• _What needs to be done_
All lines holding the string "girls" are to be shown.

• _Data for the task_
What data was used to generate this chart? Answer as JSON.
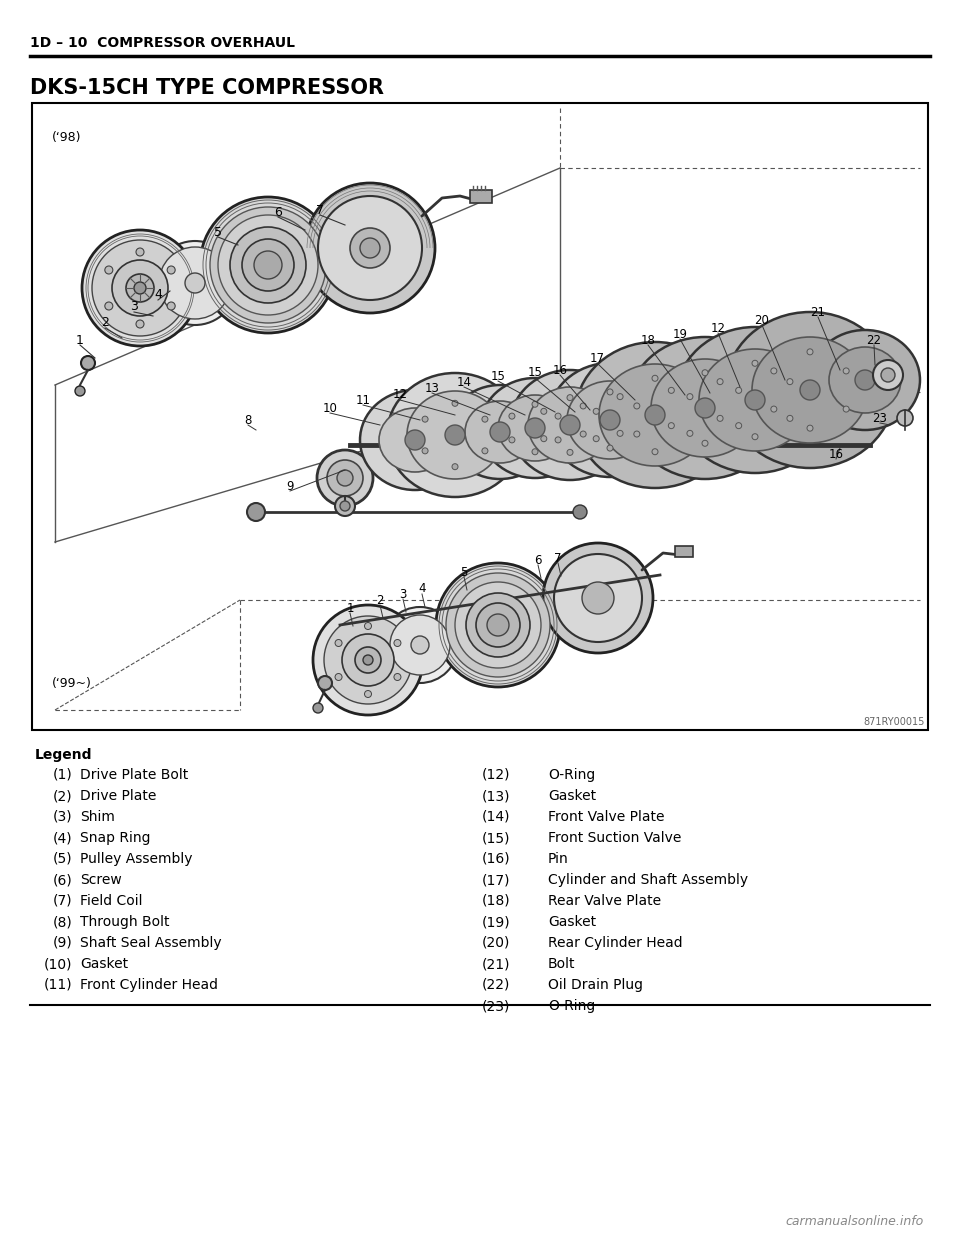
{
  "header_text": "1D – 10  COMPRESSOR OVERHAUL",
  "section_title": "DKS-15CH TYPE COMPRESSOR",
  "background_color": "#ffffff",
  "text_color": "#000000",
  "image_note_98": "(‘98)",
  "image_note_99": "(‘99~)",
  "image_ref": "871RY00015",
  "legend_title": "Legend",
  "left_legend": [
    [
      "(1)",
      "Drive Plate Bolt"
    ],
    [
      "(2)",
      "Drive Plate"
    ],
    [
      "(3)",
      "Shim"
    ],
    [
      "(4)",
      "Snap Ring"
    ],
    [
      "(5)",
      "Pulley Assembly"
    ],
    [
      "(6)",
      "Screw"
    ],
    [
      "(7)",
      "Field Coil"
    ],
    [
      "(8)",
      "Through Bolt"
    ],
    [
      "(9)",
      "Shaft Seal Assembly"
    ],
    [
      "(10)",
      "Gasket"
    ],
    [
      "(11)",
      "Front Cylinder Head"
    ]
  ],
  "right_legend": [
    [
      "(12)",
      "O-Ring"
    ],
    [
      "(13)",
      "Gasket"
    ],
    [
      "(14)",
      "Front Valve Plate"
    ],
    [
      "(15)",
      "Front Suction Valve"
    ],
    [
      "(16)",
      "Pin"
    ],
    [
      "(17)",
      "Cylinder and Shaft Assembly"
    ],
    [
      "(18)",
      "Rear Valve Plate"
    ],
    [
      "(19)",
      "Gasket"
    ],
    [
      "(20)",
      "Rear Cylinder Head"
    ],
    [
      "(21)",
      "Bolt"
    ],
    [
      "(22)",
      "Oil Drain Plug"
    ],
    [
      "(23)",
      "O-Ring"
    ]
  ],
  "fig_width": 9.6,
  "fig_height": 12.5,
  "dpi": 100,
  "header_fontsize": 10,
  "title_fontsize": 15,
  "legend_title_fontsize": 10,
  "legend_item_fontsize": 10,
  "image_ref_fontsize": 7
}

--

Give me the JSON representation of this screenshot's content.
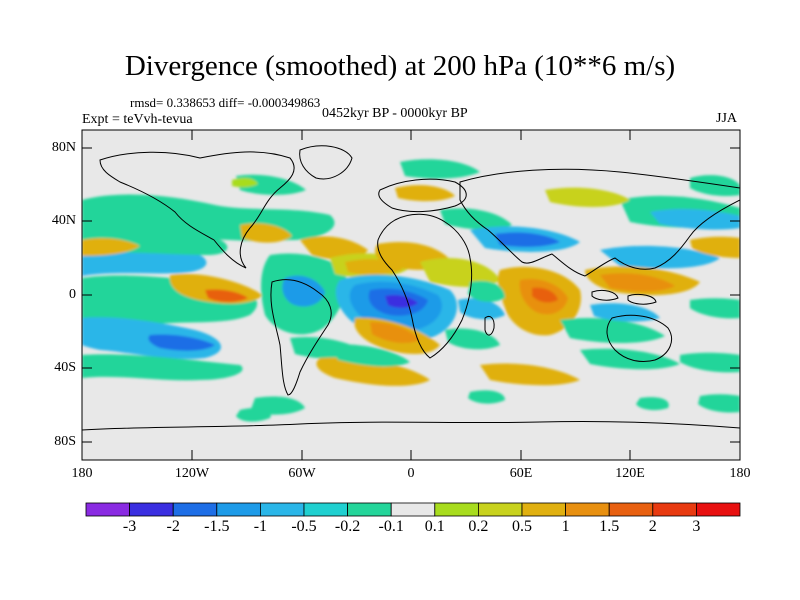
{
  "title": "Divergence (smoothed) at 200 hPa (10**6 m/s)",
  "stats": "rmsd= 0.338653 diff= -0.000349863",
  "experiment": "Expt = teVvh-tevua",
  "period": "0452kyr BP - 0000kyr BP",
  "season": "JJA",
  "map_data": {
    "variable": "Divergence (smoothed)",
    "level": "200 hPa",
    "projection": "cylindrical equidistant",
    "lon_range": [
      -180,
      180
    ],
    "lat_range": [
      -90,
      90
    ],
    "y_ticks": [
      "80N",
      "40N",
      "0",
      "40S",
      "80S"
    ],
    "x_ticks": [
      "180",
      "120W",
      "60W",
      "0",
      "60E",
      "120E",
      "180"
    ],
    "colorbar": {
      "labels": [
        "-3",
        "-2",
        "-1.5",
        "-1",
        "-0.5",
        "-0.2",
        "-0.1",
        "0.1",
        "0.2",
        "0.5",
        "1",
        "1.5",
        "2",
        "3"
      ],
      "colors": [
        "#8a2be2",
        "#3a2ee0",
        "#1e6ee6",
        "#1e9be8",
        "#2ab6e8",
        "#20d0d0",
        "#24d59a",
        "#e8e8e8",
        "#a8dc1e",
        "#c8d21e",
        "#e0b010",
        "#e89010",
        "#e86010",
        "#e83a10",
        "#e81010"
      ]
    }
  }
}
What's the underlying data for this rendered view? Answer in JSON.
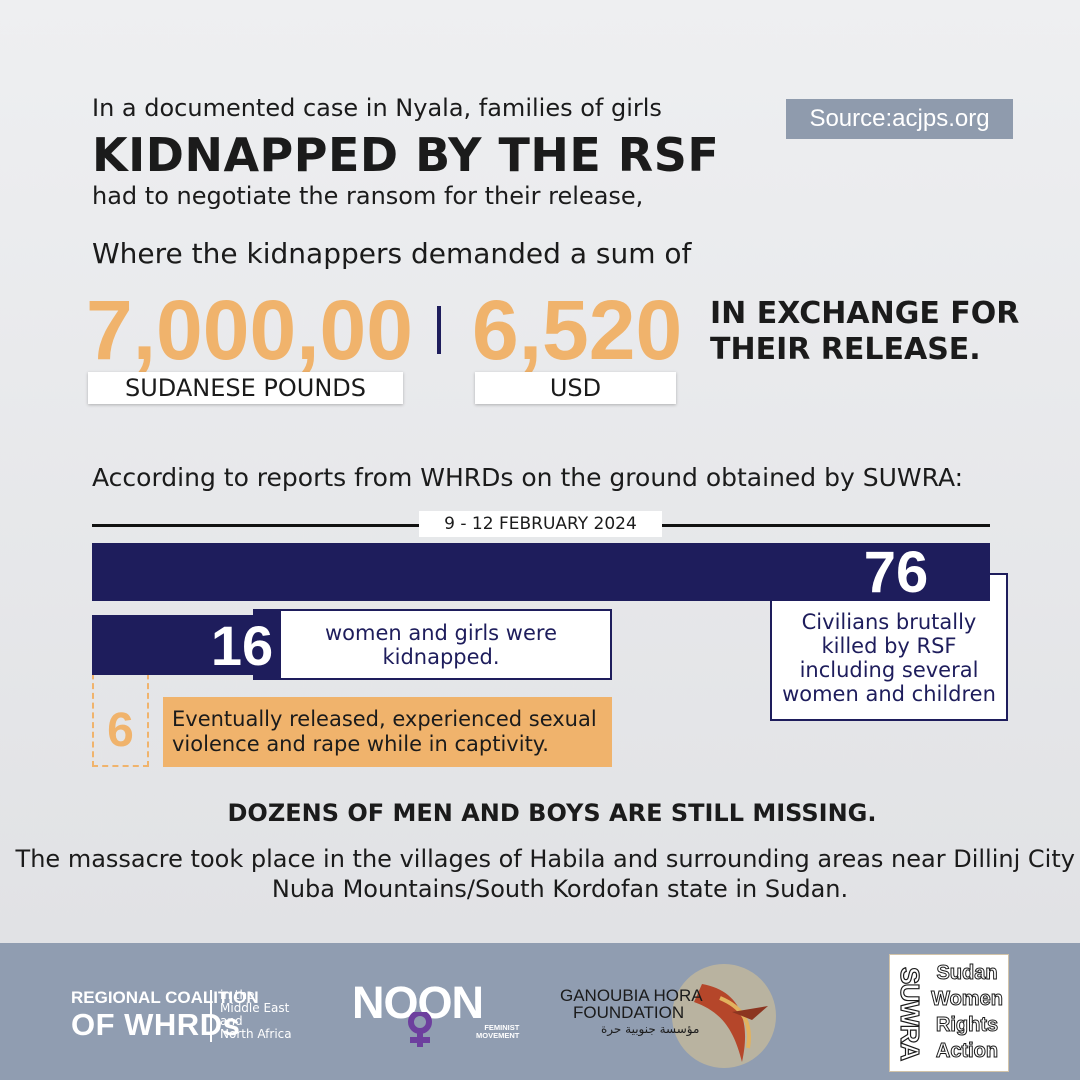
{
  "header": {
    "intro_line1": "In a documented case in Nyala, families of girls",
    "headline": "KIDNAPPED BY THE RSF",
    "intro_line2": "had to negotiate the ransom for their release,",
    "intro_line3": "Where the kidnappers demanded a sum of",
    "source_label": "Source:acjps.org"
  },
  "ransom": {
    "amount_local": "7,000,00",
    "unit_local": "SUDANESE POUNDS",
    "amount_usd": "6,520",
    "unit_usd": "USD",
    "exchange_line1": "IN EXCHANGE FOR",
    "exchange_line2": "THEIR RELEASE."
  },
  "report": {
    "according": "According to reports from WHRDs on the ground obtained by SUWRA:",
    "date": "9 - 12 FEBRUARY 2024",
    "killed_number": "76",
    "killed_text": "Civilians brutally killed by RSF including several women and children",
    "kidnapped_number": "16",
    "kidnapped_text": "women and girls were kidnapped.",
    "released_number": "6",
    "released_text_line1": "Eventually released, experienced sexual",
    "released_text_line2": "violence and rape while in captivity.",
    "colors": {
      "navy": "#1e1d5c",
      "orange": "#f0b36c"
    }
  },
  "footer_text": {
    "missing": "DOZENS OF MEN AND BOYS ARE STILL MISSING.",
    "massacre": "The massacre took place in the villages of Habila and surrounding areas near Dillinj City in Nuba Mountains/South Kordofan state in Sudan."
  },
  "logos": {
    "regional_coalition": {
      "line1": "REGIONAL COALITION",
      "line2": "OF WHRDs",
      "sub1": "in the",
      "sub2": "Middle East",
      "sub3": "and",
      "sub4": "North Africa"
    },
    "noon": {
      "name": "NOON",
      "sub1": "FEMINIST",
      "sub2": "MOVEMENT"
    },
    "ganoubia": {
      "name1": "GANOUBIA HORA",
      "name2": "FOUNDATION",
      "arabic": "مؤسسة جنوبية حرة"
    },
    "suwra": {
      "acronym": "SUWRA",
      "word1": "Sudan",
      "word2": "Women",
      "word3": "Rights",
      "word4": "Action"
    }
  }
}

• _Final result_
    "intro_line1": "In a documented case in Nyala, families of girls",
    "kidnapped_text": "women and girls were kidnapped.",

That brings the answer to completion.